# WHAT YOU NEED TO DO
Print all entries word for word.

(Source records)
****

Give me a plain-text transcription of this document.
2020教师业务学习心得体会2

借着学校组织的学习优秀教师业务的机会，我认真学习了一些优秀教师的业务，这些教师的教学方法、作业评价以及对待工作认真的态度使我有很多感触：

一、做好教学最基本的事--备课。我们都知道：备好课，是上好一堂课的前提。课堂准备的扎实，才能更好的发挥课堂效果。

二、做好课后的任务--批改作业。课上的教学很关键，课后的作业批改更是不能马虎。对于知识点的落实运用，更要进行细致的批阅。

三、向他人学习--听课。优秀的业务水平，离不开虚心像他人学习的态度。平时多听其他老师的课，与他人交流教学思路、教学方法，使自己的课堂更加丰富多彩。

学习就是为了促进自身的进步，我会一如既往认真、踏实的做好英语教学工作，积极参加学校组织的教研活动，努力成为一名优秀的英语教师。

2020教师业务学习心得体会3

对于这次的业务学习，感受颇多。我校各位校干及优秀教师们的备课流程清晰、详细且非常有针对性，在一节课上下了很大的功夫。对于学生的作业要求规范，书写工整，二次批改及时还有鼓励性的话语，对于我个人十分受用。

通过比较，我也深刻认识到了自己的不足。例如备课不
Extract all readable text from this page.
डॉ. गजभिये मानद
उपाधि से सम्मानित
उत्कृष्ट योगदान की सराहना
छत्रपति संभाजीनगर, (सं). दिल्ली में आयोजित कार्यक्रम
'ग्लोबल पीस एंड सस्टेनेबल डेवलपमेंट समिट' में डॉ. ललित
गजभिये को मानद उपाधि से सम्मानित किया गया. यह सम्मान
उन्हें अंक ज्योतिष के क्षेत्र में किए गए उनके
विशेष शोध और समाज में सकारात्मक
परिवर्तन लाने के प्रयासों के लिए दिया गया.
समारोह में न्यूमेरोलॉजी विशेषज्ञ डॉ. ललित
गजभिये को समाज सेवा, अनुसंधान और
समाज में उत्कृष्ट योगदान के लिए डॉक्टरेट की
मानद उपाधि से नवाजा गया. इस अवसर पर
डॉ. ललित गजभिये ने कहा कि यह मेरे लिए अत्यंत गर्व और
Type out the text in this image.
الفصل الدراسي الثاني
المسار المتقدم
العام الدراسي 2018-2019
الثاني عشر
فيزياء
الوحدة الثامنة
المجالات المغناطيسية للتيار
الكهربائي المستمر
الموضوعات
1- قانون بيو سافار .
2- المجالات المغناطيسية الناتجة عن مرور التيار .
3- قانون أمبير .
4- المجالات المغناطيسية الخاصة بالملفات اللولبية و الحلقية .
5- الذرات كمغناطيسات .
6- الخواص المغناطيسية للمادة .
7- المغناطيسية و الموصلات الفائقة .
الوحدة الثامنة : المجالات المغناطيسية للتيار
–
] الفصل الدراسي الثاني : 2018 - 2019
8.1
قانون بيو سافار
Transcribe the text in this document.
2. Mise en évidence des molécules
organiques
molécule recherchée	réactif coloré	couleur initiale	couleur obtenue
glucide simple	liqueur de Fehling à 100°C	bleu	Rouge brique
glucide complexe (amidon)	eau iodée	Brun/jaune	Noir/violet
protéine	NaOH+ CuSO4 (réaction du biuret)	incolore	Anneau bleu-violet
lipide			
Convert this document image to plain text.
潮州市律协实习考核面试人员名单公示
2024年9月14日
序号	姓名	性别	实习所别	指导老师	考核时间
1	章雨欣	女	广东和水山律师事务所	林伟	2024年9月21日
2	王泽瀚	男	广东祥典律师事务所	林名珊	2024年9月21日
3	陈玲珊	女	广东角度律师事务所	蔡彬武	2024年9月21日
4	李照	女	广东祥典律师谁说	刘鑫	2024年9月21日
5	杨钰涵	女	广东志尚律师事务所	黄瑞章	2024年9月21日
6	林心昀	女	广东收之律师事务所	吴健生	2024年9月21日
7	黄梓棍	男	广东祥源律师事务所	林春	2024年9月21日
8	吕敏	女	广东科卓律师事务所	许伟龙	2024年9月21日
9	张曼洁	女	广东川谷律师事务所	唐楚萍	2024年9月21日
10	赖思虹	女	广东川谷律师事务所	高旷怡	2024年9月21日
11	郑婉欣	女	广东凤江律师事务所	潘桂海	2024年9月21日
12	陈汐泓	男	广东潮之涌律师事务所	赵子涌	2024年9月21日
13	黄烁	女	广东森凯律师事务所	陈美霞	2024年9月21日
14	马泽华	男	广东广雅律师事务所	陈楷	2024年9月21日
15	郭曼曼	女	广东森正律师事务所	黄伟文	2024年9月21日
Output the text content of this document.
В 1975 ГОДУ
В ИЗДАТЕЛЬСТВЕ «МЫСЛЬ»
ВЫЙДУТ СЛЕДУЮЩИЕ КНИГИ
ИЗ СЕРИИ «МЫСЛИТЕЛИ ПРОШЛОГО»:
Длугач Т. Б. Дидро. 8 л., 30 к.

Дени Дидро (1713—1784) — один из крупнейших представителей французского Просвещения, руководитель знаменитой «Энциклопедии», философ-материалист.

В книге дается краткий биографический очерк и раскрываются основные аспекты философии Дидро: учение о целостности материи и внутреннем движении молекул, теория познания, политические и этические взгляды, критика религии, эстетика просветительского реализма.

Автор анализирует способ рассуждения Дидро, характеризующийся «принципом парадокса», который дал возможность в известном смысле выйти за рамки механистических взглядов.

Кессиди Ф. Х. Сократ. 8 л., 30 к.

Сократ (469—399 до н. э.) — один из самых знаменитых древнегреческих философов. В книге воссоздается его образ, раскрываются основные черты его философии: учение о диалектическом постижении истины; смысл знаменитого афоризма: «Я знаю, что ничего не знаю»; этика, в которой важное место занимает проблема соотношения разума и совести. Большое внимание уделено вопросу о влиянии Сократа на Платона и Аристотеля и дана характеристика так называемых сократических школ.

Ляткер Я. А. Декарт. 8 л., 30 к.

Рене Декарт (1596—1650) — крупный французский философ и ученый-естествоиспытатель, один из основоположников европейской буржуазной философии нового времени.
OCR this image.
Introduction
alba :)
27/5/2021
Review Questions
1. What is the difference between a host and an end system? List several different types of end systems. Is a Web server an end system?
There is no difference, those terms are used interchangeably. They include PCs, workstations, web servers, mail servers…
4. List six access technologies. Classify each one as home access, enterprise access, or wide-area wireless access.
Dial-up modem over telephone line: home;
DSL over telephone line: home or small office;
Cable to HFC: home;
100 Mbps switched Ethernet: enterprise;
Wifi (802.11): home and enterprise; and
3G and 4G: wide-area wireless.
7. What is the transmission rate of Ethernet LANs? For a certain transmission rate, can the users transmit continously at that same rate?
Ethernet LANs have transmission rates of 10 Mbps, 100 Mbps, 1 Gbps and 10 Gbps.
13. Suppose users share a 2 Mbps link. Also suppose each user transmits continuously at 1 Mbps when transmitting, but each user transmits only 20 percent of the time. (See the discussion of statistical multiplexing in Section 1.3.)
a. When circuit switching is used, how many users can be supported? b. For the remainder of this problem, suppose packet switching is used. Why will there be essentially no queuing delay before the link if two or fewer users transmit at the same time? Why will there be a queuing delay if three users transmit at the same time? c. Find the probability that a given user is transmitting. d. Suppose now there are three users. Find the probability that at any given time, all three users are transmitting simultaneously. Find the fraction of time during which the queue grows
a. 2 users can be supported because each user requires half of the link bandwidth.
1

****

# EXERCISE RESPONSE
Give me a plain-text transcription of this document.
2020教师业务学习心得体会2

借着学校组织的学习优秀教师业务的机会，我认真学习了一些优秀教师的业务，这些教师的教学方法、作业评价以及对待工作认真的态度使我有很多感触：

一、做好教学最基本的事--备课。我们都知道：备好课，是上好一堂课的前提。课堂准备的扎实，才能更好的发挥课堂效果。

二、做好课后的任务--批改作业。课上的教学很关键，课后的作业批改更是不能马虎。对于知识点的落实运用，更要进行细致的批阅。

三、向他人学习--听课。优秀的业务水平，离不开虚心像他人学习的态度。平时多听其他老师的课，与他人交流教学思路、教学方法，使自己的课堂更加丰富多彩。

学习就是为了促进自身的进步，我会一如既往认真、踏实的做好英语教学工作，积极参加学校组织的教研活动，努力成为一名优秀的英语教师。

2020教师业务学习心得体会3

对于这次的业务学习，感受颇多。我校各位校干及优秀教师们的备课流程清晰、详细且非常有针对性，在一节课上下了很大的功夫。对于学生的作业要求规范，书写工整，二次批改及时还有鼓励性的话语，对于我个人十分受用。

通过比较，我也深刻认识到了自己的不足。例如备课不
Extract all readable text from this page.
डॉ. गजभिये मानद
उपाधि से सम्मानित
उत्कृष्ट योगदान की सराहना
छत्रपति संभाजीनगर, (सं). दिल्ली में आयोजित कार्यक्रम
'ग्लोबल पीस एंड सस्टेनेबल डेवलपमेंट समिट' में डॉ. ललित
गजभिये को मानद उपाधि से सम्मानित किया गया. यह सम्मान
उन्हें अंक ज्योतिष के क्षेत्र में किए गए उनके
विशेष शोध और समाज में सकारात्मक
परिवर्तन लाने के प्रयासों के लिए दिया गया.
समारोह में न्यूमेरोलॉजी विशेषज्ञ डॉ. ललित
गजभिये को समाज सेवा, अनुसंधान और
समाज में उत्कृष्ट योगदान के लिए डॉक्टरेट की
मानद उपाधि से नवाजा गया. इस अवसर पर
डॉ. ललित गजभिये ने कहा कि यह मेरे लिए अत्यंत गर्व और
Type out the text in this image.
الفصل الدراسي الثاني
المسار المتقدم
العام الدراسي 2018-2019
الثاني عشر
فيزياء
الوحدة الثامنة
المجالات المغناطيسية للتيار
الكهربائي المستمر
الموضوعات
1- قانون بيو سافار .
2- المجالات المغناطيسية الناتجة عن مرور التيار .
3- قانون أمبير .
4- المجالات المغناطيسية الخاصة بالملفات اللولبية و الحلقية .
5- الذرات كمغناطيسات .
6- الخواص المغناطيسية للمادة .
7- المغناطيسية و الموصلات الفائقة .
الوحدة الثامنة : المجالات المغناطيسية للتيار
–
] الفصل الدراسي الثاني : 2018 - 2019
8.1
قانون بيو سافار
Transcribe the text in this document.
2. Mise en évidence des molécules
organiques
molécule recherchée	réactif coloré	couleur initiale	couleur obtenue
glucide simple	liqueur de Fehling à 100°C	bleu	Rouge brique
glucide complexe (amidon)	eau iodée	Brun/jaune	Noir/violet
protéine	NaOH+ CuSO4 (réaction du biuret)	incolore	Anneau bleu-violet
lipide			
Convert this document image to plain text.
潮州市律协实习考核面试人员名单公示
2024年9月14日
序号	姓名	性别	实习所别	指导老师	考核时间
1	章雨欣	女	广东和水山律师事务所	林伟	2024年9月21日
2	王泽瀚	男	广东祥典律师事务所	林名珊	2024年9月21日
3	陈玲珊	女	广东角度律师事务所	蔡彬武	2024年9月21日
4	李照	女	广东祥典律师谁说	刘鑫	2024年9月21日
5	杨钰涵	女	广东志尚律师事务所	黄瑞章	2024年9月21日
6	林心昀	女	广东收之律师事务所	吴健生	2024年9月21日
7	黄梓棍	男	广东祥源律师事务所	林春	2024年9月21日
8	吕敏	女	广东科卓律师事务所	许伟龙	2024年9月21日
9	张曼洁	女	广东川谷律师事务所	唐楚萍	2024年9月21日
10	赖思虹	女	广东川谷律师事务所	高旷怡	2024年9月21日
11	郑婉欣	女	广东凤江律师事务所	潘桂海	2024年9月21日
12	陈汐泓	男	广东潮之涌律师事务所	赵子涌	2024年9月21日
13	黄烁	女	广东森凯律师事务所	陈美霞	2024年9月21日
14	马泽华	男	广东广雅律师事务所	陈楷	2024年9月21日
15	郭曼曼	女	广东森正律师事务所	黄伟文	2024年9月21日
Output the text content of this document.
В 1975 ГОДУ
В ИЗДАТЕЛЬСТВЕ «МЫСЛЬ»
ВЫЙДУТ СЛЕДУЮЩИЕ КНИГИ
ИЗ СЕРИИ «МЫСЛИТЕЛИ ПРОШЛОГО»:
Длугач Т. Б. Дидро. 8 л., 30 к.

Дени Дидро (1713—1784) — один из крупнейших представителей французского Просвещения, руководитель знаменитой «Энциклопедии», философ-материалист.

В книге дается краткий биографический очерк и раскрываются основные аспекты философии Дидро: учение о целостности материи и внутреннем движении молекул, теория познания, политические и этические взгляды, критика религии, эстетика просветительского реализма.

Автор анализирует способ рассуждения Дидро, характеризующийся «принципом парадокса», который дал возможность в известном смысле выйти за рамки механистических взглядов.

Кессиди Ф. Х. Сократ. 8 л., 30 к.

Сократ (469—399 до н. э.) — один из самых знаменитых древнегреческих философов. В книге воссоздается его образ, раскрываются основные черты его философии: учение о диалектическом постижении истины; смысл знаменитого афоризма: «Я знаю, что ничего не знаю»; этика, в которой важное место занимает проблема соотношения разума и совести. Большое внимание уделено вопросу о влиянии Сократа на Платона и Аристотеля и дана характеристика так называемых сократических школ.

Ляткер Я. А. Декарт. 8 л., 30 к.

Рене Декарт (1596—1650) — крупный французский философ и ученый-естествоиспытатель, один из основоположников европейской буржуазной философии нового времени.
OCR this image.
Introduction
alba :)
27/5/2021
Review Questions
1. What is the difference between a host and an end system? List several different types of end systems. Is a Web server an end system?
There is no difference, those terms are used interchangeably. They include PCs, workstations, web servers, mail servers…
4. List six access technologies. Classify each one as home access, enterprise access, or wide-area wireless access.
Dial-up modem over telephone line: home;
DSL over telephone line: home or small office;
Cable to HFC: home;
100 Mbps switched Ethernet: enterprise;
Wifi (802.11): home and enterprise; and
3G and 4G: wide-area wireless.
7. What is the transmission rate of Ethernet LANs? For a certain transmission rate, can the users transmit continously at that same rate?
Ethernet LANs have transmission rates of 10 Mbps, 100 Mbps, 1 Gbps and 10 Gbps.
13. Suppose users share a 2 Mbps link. Also suppose each user transmits continuously at 1 Mbps when transmitting, but each user transmits only 20 percent of the time. (See the discussion of statistical multiplexing in Section 1.3.)
a. When circuit switching is used, how many users can be supported? b. For the remainder of this problem, suppose packet switching is used. Why will there be essentially no queuing delay before the link if two or fewer users transmit at the same time? Why will there be a queuing delay if three users transmit at the same time? c. Find the probability that a given user is transmitting. d. Suppose now there are three users. Find the probability that at any given time, all three users are transmitting simultaneously. Find the fraction of time during which the queue grows
a. 2 users can be supported because each user requires half of the link bandwidth.
1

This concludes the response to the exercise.